▶ _Data entries_:
^^^^^^^^^^^^^^^^
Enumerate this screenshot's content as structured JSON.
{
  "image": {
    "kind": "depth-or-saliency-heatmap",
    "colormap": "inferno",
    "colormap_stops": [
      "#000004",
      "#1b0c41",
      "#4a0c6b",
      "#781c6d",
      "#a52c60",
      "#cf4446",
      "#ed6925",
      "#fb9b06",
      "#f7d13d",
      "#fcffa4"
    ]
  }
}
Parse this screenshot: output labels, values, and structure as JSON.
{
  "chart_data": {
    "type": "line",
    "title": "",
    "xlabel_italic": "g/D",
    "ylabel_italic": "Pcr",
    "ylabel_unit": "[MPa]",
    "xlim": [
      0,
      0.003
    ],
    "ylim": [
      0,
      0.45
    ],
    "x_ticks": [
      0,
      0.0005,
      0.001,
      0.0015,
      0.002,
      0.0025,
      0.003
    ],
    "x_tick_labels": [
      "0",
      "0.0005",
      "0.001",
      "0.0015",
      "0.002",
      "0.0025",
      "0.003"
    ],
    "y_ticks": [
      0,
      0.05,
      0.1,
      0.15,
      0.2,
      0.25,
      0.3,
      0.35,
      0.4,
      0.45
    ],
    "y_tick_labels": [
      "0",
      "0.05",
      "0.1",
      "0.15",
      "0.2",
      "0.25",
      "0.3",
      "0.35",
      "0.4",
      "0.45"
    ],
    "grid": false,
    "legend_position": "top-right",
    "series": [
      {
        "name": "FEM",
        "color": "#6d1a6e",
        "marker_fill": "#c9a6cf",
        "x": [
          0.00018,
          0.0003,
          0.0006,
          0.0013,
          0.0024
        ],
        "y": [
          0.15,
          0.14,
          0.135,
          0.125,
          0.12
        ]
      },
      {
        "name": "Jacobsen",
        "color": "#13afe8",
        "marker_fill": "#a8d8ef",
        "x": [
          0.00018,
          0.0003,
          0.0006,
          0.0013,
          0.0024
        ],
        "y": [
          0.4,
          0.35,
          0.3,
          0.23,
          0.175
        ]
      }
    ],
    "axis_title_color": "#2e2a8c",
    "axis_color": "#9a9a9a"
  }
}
^^^^^^^^^^^^^^^^
▶ _Problem to solve_: Gather each line of the listing that holds the string "this".

▶ _The output_:
Enumerate this screenshot's content as structured JSON.
Parse this screenshot: output labels, values, and structure as JSON.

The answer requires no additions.